Short task:
Reproduce each record below exactly as written.

Records provided:

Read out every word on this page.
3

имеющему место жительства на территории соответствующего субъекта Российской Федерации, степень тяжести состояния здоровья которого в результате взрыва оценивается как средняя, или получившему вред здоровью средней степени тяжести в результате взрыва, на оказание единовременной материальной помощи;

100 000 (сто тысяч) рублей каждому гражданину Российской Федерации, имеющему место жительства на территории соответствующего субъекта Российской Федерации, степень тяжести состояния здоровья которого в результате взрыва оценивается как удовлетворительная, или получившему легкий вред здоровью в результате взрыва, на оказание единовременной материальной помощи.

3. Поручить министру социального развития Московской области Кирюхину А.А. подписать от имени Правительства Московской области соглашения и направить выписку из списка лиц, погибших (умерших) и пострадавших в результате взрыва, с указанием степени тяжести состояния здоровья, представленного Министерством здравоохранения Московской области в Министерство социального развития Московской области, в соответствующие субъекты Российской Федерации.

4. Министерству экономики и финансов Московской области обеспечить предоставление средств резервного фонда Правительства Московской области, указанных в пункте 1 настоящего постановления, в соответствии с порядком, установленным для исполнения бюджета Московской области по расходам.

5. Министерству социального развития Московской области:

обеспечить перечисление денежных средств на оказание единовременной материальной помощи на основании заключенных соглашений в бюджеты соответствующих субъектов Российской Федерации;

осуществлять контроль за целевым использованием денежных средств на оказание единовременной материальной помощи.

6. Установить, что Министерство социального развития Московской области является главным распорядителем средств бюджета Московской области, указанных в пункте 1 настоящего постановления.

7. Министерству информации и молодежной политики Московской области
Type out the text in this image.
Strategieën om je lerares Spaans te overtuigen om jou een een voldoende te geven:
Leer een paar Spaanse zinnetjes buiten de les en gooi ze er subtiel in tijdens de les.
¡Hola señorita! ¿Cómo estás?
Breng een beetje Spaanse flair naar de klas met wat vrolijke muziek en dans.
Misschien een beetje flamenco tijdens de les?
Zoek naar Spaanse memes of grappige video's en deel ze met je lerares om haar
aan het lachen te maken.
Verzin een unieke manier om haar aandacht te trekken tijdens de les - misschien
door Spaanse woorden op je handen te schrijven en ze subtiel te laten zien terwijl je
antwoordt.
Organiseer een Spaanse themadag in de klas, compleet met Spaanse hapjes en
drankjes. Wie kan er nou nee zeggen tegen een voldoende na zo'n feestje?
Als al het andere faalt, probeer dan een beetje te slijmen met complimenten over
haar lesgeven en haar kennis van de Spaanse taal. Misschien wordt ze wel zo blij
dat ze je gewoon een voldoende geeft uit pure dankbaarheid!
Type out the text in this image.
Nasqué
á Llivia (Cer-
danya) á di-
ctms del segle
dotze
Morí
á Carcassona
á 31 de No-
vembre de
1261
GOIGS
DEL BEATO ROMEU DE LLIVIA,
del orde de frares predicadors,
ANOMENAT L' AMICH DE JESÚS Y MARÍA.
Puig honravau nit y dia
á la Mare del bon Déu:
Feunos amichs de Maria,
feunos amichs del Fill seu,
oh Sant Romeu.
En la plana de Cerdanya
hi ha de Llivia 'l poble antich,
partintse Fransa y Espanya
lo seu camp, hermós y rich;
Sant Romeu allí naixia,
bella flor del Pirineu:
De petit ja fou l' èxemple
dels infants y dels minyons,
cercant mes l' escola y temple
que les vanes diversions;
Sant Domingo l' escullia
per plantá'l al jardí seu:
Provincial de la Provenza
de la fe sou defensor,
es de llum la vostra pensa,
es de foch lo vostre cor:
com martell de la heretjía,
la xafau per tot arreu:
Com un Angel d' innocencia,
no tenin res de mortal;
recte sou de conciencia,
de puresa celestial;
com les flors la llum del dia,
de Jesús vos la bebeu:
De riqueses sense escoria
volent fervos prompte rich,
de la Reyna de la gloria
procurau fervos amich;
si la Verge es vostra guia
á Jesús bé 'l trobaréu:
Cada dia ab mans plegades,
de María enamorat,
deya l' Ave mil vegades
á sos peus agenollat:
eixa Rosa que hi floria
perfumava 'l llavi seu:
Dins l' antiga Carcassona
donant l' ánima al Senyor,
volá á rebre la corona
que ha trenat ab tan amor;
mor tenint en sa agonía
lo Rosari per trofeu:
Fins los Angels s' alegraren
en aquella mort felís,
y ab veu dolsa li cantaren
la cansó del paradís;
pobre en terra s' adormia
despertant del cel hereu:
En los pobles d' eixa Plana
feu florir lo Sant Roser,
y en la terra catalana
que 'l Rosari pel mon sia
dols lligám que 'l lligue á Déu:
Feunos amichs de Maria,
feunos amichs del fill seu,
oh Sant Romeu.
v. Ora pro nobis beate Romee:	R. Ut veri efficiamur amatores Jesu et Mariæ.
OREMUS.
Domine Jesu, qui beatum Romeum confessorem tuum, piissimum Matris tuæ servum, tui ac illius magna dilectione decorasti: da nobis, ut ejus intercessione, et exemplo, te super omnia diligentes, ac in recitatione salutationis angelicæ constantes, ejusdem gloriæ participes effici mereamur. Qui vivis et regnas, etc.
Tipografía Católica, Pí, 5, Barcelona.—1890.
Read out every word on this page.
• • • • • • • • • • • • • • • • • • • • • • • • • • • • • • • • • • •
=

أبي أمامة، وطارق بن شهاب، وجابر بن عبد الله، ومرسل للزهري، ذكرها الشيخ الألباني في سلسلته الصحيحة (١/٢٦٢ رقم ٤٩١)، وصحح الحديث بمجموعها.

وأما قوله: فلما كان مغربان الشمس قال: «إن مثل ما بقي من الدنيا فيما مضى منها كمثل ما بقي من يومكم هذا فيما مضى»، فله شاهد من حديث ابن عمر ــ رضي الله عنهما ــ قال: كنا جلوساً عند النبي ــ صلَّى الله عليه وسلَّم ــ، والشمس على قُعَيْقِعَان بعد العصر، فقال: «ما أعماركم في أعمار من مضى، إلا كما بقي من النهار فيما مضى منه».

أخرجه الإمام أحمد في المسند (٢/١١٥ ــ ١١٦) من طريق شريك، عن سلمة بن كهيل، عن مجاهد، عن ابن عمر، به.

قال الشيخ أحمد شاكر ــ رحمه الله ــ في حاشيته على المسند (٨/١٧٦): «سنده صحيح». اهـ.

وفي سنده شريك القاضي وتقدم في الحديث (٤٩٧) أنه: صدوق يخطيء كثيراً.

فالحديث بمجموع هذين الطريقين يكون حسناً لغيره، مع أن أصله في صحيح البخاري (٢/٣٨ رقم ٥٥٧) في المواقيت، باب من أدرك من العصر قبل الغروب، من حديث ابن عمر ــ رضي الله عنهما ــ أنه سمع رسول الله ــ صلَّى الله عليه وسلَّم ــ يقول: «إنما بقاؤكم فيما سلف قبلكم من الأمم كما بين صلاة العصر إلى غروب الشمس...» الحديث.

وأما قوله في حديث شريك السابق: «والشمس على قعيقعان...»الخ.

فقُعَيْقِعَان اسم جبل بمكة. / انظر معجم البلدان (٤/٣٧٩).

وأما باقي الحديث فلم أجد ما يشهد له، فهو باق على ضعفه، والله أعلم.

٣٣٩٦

Expected output:
Read out every word on this page.
3

имеющему место жительства на территории соответствующего субъекта Российской Федерации, степень тяжести состояния здоровья которого в результате взрыва оценивается как средняя, или получившему вред здоровью средней степени тяжести в результате взрыва, на оказание единовременной материальной помощи;

100 000 (сто тысяч) рублей каждому гражданину Российской Федерации, имеющему место жительства на территории соответствующего субъекта Российской Федерации, степень тяжести состояния здоровья которого в результате взрыва оценивается как удовлетворительная, или получившему легкий вред здоровью в результате взрыва, на оказание единовременной материальной помощи.

3. Поручить министру социального развития Московской области Кирюхину А.А. подписать от имени Правительства Московской области соглашения и направить выписку из списка лиц, погибших (умерших) и пострадавших в результате взрыва, с указанием степени тяжести состояния здоровья, представленного Министерством здравоохранения Московской области в Министерство социального развития Московской области, в соответствующие субъекты Российской Федерации.

4. Министерству экономики и финансов Московской области обеспечить предоставление средств резервного фонда Правительства Московской области, указанных в пункте 1 настоящего постановления, в соответствии с порядком, установленным для исполнения бюджета Московской области по расходам.

5. Министерству социального развития Московской области:

обеспечить перечисление денежных средств на оказание единовременной материальной помощи на основании заключенных соглашений в бюджеты соответствующих субъектов Российской Федерации;

осуществлять контроль за целевым использованием денежных средств на оказание единовременной материальной помощи.

6. Установить, что Министерство социального развития Московской области является главным распорядителем средств бюджета Московской области, указанных в пункте 1 настоящего постановления.

7. Министерству информации и молодежной политики Московской области
Type out the text in this image.
Strategieën om je lerares Spaans te overtuigen om jou een een voldoende te geven:
Leer een paar Spaanse zinnetjes buiten de les en gooi ze er subtiel in tijdens de les.
¡Hola señorita! ¿Cómo estás?
Breng een beetje Spaanse flair naar de klas met wat vrolijke muziek en dans.
Misschien een beetje flamenco tijdens de les?
Zoek naar Spaanse memes of grappige video's en deel ze met je lerares om haar
aan het lachen te maken.
Verzin een unieke manier om haar aandacht te trekken tijdens de les - misschien
door Spaanse woorden op je handen te schrijven en ze subtiel te laten zien terwijl je
antwoordt.
Organiseer een Spaanse themadag in de klas, compleet met Spaanse hapjes en
drankjes. Wie kan er nou nee zeggen tegen een voldoende na zo'n feestje?
Als al het andere faalt, probeer dan een beetje te slijmen met complimenten over
haar lesgeven en haar kennis van de Spaanse taal. Misschien wordt ze wel zo blij
dat ze je gewoon een voldoende geeft uit pure dankbaarheid!
Type out the text in this image.
Nasqué
á Llivia (Cer-
danya) á di-
ctms del segle
dotze
Morí
á Carcassona
á 31 de No-
vembre de
1261
GOIGS
DEL BEATO ROMEU DE LLIVIA,
del orde de frares predicadors,
ANOMENAT L' AMICH DE JESÚS Y MARÍA.
Puig honravau nit y dia
á la Mare del bon Déu:
Feunos amichs de Maria,
feunos amichs del Fill seu,
oh Sant Romeu.
En la plana de Cerdanya
hi ha de Llivia 'l poble antich,
partintse Fransa y Espanya
lo seu camp, hermós y rich;
Sant Romeu allí naixia,
bella flor del Pirineu:
De petit ja fou l' èxemple
dels infants y dels minyons,
cercant mes l' escola y temple
que les vanes diversions;
Sant Domingo l' escullia
per plantá'l al jardí seu:
Provincial de la Provenza
de la fe sou defensor,
es de llum la vostra pensa,
es de foch lo vostre cor:
com martell de la heretjía,
la xafau per tot arreu:
Com un Angel d' innocencia,
no tenin res de mortal;
recte sou de conciencia,
de puresa celestial;
com les flors la llum del dia,
de Jesús vos la bebeu:
De riqueses sense escoria
volent fervos prompte rich,
de la Reyna de la gloria
procurau fervos amich;
si la Verge es vostra guia
á Jesús bé 'l trobaréu:
Cada dia ab mans plegades,
de María enamorat,
deya l' Ave mil vegades
á sos peus agenollat:
eixa Rosa que hi floria
perfumava 'l llavi seu:
Dins l' antiga Carcassona
donant l' ánima al Senyor,
volá á rebre la corona
que ha trenat ab tan amor;
mor tenint en sa agonía
lo Rosari per trofeu:
Fins los Angels s' alegraren
en aquella mort felís,
y ab veu dolsa li cantaren
la cansó del paradís;
pobre en terra s' adormia
despertant del cel hereu:
En los pobles d' eixa Plana
feu florir lo Sant Roser,
y en la terra catalana
que 'l Rosari pel mon sia
dols lligám que 'l lligue á Déu:
Feunos amichs de Maria,
feunos amichs del fill seu,
oh Sant Romeu.
v. Ora pro nobis beate Romee:	R. Ut veri efficiamur amatores Jesu et Mariæ.
OREMUS.
Domine Jesu, qui beatum Romeum confessorem tuum, piissimum Matris tuæ servum, tui ac illius magna dilectione decorasti: da nobis, ut ejus intercessione, et exemplo, te super omnia diligentes, ac in recitatione salutationis angelicæ constantes, ejusdem gloriæ participes effici mereamur. Qui vivis et regnas, etc.
Tipografía Católica, Pí, 5, Barcelona.—1890.
Read out every word on this page.
• • • • • • • • • • • • • • • • • • • • • • • • • • • • • • • • • • •
=

أبي أمامة، وطارق بن شهاب، وجابر بن عبد الله، ومرسل للزهري، ذكرها الشيخ الألباني في سلسلته الصحيحة (١/٢٦٢ رقم ٤٩١)، وصحح الحديث بمجموعها.

وأما قوله: فلما كان مغربان الشمس قال: «إن مثل ما بقي من الدنيا فيما مضى منها كمثل ما بقي من يومكم هذا فيما مضى»، فله شاهد من حديث ابن عمر ــ رضي الله عنهما ــ قال: كنا جلوساً عند النبي ــ صلَّى الله عليه وسلَّم ــ، والشمس على قُعَيْقِعَان بعد العصر، فقال: «ما أعماركم في أعمار من مضى، إلا كما بقي من النهار فيما مضى منه».

أخرجه الإمام أحمد في المسند (٢/١١٥ ــ ١١٦) من طريق شريك، عن سلمة بن كهيل، عن مجاهد، عن ابن عمر، به.

قال الشيخ أحمد شاكر ــ رحمه الله ــ في حاشيته على المسند (٨/١٧٦): «سنده صحيح». اهـ.

وفي سنده شريك القاضي وتقدم في الحديث (٤٩٧) أنه: صدوق يخطيء كثيراً.

فالحديث بمجموع هذين الطريقين يكون حسناً لغيره، مع أن أصله في صحيح البخاري (٢/٣٨ رقم ٥٥٧) في المواقيت، باب من أدرك من العصر قبل الغروب، من حديث ابن عمر ــ رضي الله عنهما ــ أنه سمع رسول الله ــ صلَّى الله عليه وسلَّم ــ يقول: «إنما بقاؤكم فيما سلف قبلكم من الأمم كما بين صلاة العصر إلى غروب الشمس...» الحديث.

وأما قوله في حديث شريك السابق: «والشمس على قعيقعان...»الخ.

فقُعَيْقِعَان اسم جبل بمكة. / انظر معجم البلدان (٤/٣٧٩).

وأما باقي الحديث فلم أجد ما يشهد له، فهو باق على ضعفه، والله أعلم.

٣٣٩٦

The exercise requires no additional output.